**Goal of the exercise**
Pull out each line of the records holding the string "read".

**Exercise materials**

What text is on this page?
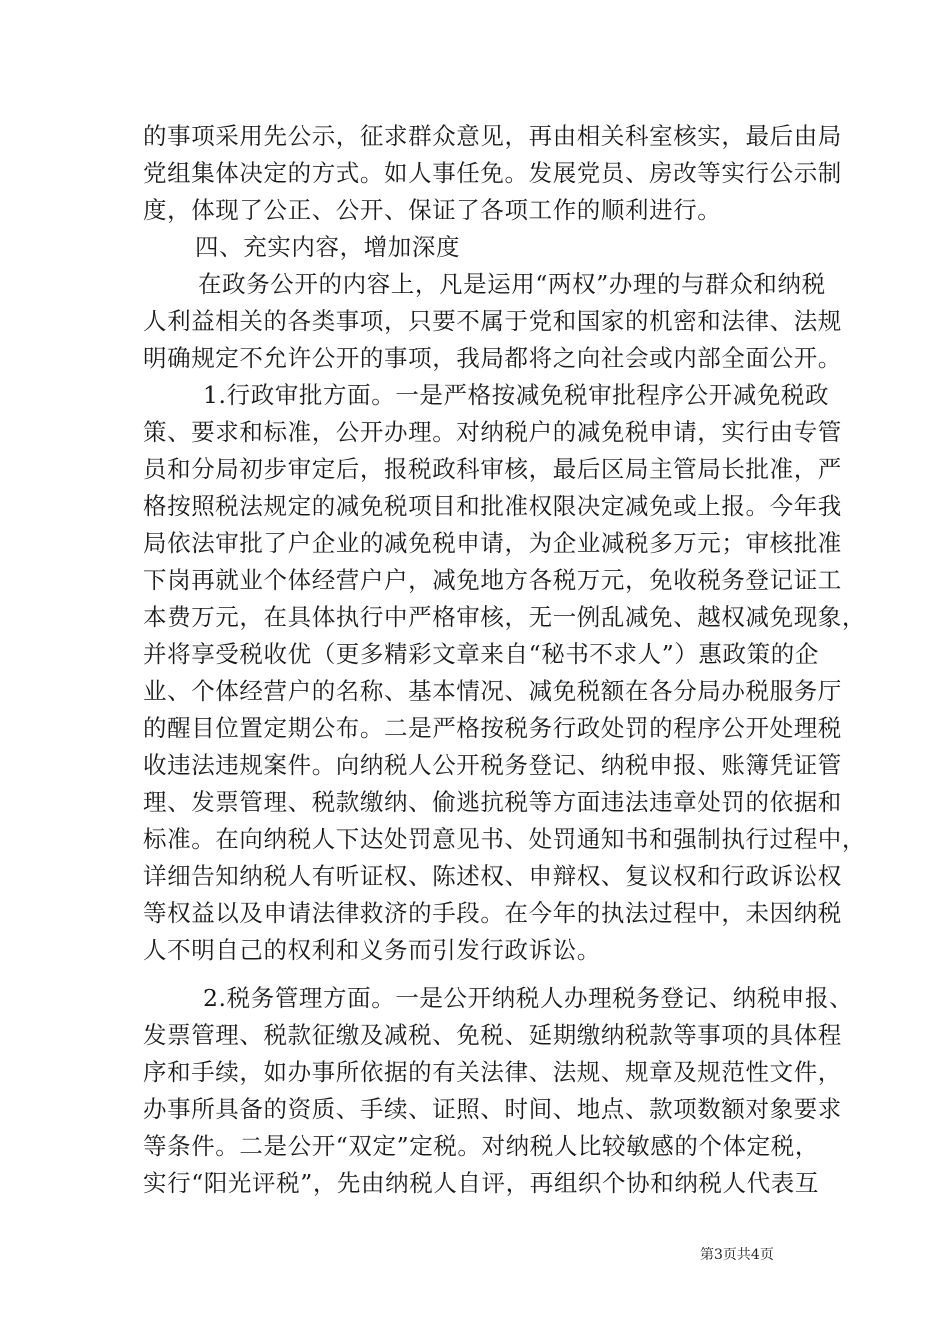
的事项采用先公示，征求群众意见，再由相关科室核实，最后由局
党组集体决定的方式。如人事任免。发展党员、房改等实行公示制
度，体现了公正、公开、保证了各项工作的顺利进行。
四、充实内容，增加深度
在政务公开的内容上，凡是运用“两权”办理的与群众和纳税
人利益相关的各类事项，只要不属于党和国家的机密和法律、法规
明确规定不允许公开的事项，我局都将之向社会或内部全面公开。
1.行政审批方面。一是严格按减免税审批程序公开减免税政
策、要求和标准，公开办理。对纳税户的减免税申请，实行由专管
员和分局初步审定后，报税政科审核，最后区局主管局长批准，严
格按照税法规定的减免税项目和批准权限决定减免或上报。今年我
局依法审批了户企业的减免税申请，为企业减税多万元；审核批准
下岗再就业个体经营户户，减免地方各税万元，免收税务登记证工
本费万元，在具体执行中严格审核，无一例乱减免、越权减免现象，
并将享受税收优（更多精彩文章来自“秘书不求人”）惠政策的企
业、个体经营户的名称、基本情况、减免税额在各分局办税服务厅
的醒目位置定期公布。二是严格按税务行政处罚的程序公开处理税
收违法违规案件。向纳税人公开税务登记、纳税申报、账簿凭证管
理、发票管理、税款缴纳、偷逃抗税等方面违法违章处罚的依据和
标准。在向纳税人下达处罚意见书、处罚通知书和强制执行过程中，
详细告知纳税人有听证权、陈述权、申辩权、复议权和行政诉讼权
等权益以及申请法律救济的手段。在今年的执法过程中，未因纳税
人不明自己的权利和义务而引发行政诉讼。
2.税务管理方面。一是公开纳税人办理税务登记、纳税申报、
发票管理、税款征缴及减税、免税、延期缴纳税款等事项的具体程
序和手续，如办事所依据的有关法律、法规、规章及规范性文件，
办事所具备的资质、手续、证照、时间、地点、款项数额对象要求
等条件。二是公开“双定”定税。对纳税人比较敏感的个体定税，
实行“阳光评税”，先由纳税人自评，再组织个协和纳税人代表互
第3页共4页
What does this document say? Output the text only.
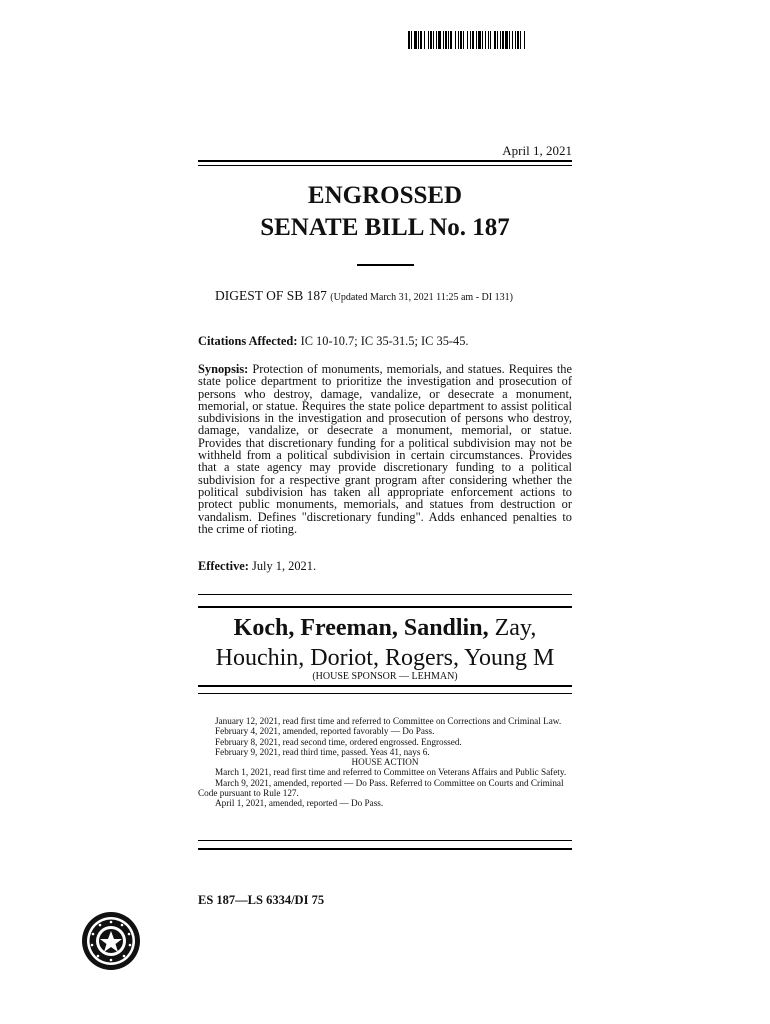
April 1, 2021
ENGROSSED
SENATE BILL No. 187
DIGEST OF SB 187 (Updated March 31, 2021 11:25 am - DI 131)
Citations Affected: IC 10-10.7; IC 35-31.5; IC 35-45.
Synopsis: Protection of monuments, memorials, and statues. Requires the state police department to prioritize the investigation and prosecution of persons who destroy, damage, vandalize, or desecrate a monument, memorial, or statue. Requires the state police department to assist political subdivisions in the investigation and prosecution of persons who destroy, damage, vandalize, or desecrate a monument, memorial, or statue. Provides that discretionary funding for a political subdivision may not be withheld from a political subdivision in certain circumstances. Provides that a state agency may provide discretionary funding to a political subdivision for a respective grant program after considering whether the political subdivision has taken all appropriate enforcement actions to protect public monuments, memorials, and statues from destruction or vandalism. Defines "discretionary funding". Adds enhanced penalties to the crime of rioting.
Effective: July 1, 2021.
Koch, Freeman, Sandlin, Zay,
Houchin, Doriot, Rogers, Young M
(HOUSE SPONSOR — LEHMAN)
January 12, 2021, read first time and referred to Committee on Corrections and Criminal Law.
February 4, 2021, amended, reported favorably — Do Pass.
February 8, 2021, read second time, ordered engrossed. Engrossed.
February 9, 2021, read third time, passed. Yeas 41, nays 6.
HOUSE ACTION
March 1, 2021, read first time and referred to Committee on Veterans Affairs and Public Safety.
March 9, 2021, amended, reported — Do Pass. Referred to Committee on Courts and Criminal Code pursuant to Rule 127.
April 1, 2021, amended, reported — Do Pass.
ES 187—LS 6334/DI 75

**Answer to this exercise**
January 12, 2021, read first time and referred to Committee on Corrections and Criminal Law.
February 8, 2021, read second time, ordered engrossed. Engrossed.
February 9, 2021, read third time, passed. Yeas 41, nays 6.
March 1, 2021, read first time and referred to Committee on Veterans Affairs and Public Safety.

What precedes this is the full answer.